Requirement> Are you able to quote each entry exactly as written?

Data>

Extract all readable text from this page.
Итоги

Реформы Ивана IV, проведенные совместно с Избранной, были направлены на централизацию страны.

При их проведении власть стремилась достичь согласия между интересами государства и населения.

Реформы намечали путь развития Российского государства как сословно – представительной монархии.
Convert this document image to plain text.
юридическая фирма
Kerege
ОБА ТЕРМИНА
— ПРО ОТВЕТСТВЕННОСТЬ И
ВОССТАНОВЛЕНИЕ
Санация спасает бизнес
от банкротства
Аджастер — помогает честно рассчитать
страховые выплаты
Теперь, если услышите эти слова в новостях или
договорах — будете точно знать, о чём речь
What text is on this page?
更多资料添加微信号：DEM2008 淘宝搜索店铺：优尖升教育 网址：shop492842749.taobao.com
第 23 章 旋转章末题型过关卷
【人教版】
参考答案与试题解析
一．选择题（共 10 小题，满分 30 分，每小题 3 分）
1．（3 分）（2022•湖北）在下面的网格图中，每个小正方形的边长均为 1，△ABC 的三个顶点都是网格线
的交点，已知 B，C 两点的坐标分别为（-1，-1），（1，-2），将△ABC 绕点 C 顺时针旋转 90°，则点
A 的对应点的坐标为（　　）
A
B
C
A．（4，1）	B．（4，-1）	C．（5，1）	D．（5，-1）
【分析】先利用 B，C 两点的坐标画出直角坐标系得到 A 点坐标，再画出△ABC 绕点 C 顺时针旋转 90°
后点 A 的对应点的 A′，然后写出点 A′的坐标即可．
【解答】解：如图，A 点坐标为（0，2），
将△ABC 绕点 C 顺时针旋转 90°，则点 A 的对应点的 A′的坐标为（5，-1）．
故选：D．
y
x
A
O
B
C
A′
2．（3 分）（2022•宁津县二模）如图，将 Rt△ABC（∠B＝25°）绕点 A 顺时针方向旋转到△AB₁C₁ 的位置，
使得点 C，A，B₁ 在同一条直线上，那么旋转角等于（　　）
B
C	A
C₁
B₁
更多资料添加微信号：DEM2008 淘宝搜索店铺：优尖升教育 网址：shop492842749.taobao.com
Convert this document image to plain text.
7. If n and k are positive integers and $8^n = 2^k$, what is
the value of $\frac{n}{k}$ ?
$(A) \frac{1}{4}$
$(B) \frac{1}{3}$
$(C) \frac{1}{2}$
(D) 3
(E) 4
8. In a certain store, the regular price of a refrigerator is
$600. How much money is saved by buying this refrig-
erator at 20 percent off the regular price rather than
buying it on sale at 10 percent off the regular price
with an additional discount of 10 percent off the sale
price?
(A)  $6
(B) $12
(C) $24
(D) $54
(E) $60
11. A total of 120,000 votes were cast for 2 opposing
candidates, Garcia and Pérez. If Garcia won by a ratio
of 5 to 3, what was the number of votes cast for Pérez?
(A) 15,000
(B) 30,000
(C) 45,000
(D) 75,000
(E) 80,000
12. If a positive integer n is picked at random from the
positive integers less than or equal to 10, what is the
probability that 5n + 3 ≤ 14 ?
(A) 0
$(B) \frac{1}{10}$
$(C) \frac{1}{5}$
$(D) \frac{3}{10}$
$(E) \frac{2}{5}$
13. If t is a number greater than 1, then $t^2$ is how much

Task result>
Extract all readable text from this page.
Итоги

Реформы Ивана IV, проведенные совместно с Избранной, были направлены на централизацию страны.

При их проведении власть стремилась достичь согласия между интересами государства и населения.

Реформы намечали путь развития Российского государства как сословно – представительной монархии.
Convert this document image to plain text.
юридическая фирма
Kerege
ОБА ТЕРМИНА
— ПРО ОТВЕТСТВЕННОСТЬ И
ВОССТАНОВЛЕНИЕ
Санация спасает бизнес
от банкротства
Аджастер — помогает честно рассчитать
страховые выплаты
Теперь, если услышите эти слова в новостях или
договорах — будете точно знать, о чём речь
What text is on this page?
更多资料添加微信号：DEM2008 淘宝搜索店铺：优尖升教育 网址：shop492842749.taobao.com
第 23 章 旋转章末题型过关卷
【人教版】
参考答案与试题解析
一．选择题（共 10 小题，满分 30 分，每小题 3 分）
1．（3 分）（2022•湖北）在下面的网格图中，每个小正方形的边长均为 1，△ABC 的三个顶点都是网格线
的交点，已知 B，C 两点的坐标分别为（-1，-1），（1，-2），将△ABC 绕点 C 顺时针旋转 90°，则点
A 的对应点的坐标为（　　）
A
B
C
A．（4，1）	B．（4，-1）	C．（5，1）	D．（5，-1）
【分析】先利用 B，C 两点的坐标画出直角坐标系得到 A 点坐标，再画出△ABC 绕点 C 顺时针旋转 90°
后点 A 的对应点的 A′，然后写出点 A′的坐标即可．
【解答】解：如图，A 点坐标为（0，2），
将△ABC 绕点 C 顺时针旋转 90°，则点 A 的对应点的 A′的坐标为（5，-1）．
故选：D．
y
x
A
O
B
C
A′
2．（3 分）（2022•宁津县二模）如图，将 Rt△ABC（∠B＝25°）绕点 A 顺时针方向旋转到△AB₁C₁ 的位置，
使得点 C，A，B₁ 在同一条直线上，那么旋转角等于（　　）
B
C	A
C₁
B₁
更多资料添加微信号：DEM2008 淘宝搜索店铺：优尖升教育 网址：shop492842749.taobao.com
Convert this document image to plain text.
7. If n and k are positive integers and $8^n = 2^k$, what is
the value of $\frac{n}{k}$ ?
$(A) \frac{1}{4}$
$(B) \frac{1}{3}$
$(C) \frac{1}{2}$
(D) 3
(E) 4
8. In a certain store, the regular price of a refrigerator is
$600. How much money is saved by buying this refrig-
erator at 20 percent off the regular price rather than
buying it on sale at 10 percent off the regular price
with an additional discount of 10 percent off the sale
price?
(A)  $6
(B) $12
(C) $24
(D) $54
(E) $60
11. A total of 120,000 votes were cast for 2 opposing
candidates, Garcia and Pérez. If Garcia won by a ratio
of 5 to 3, what was the number of votes cast for Pérez?
(A) 15,000
(B) 30,000
(C) 45,000
(D) 75,000
(E) 80,000
12. If a positive integer n is picked at random from the
positive integers less than or equal to 10, what is the
probability that 5n + 3 ≤ 14 ?
(A) 0
$(B) \frac{1}{10}$
$(C) \frac{1}{5}$
$(D) \frac{3}{10}$
$(E) \frac{2}{5}$
13. If t is a number greater than 1, then $t^2$ is how much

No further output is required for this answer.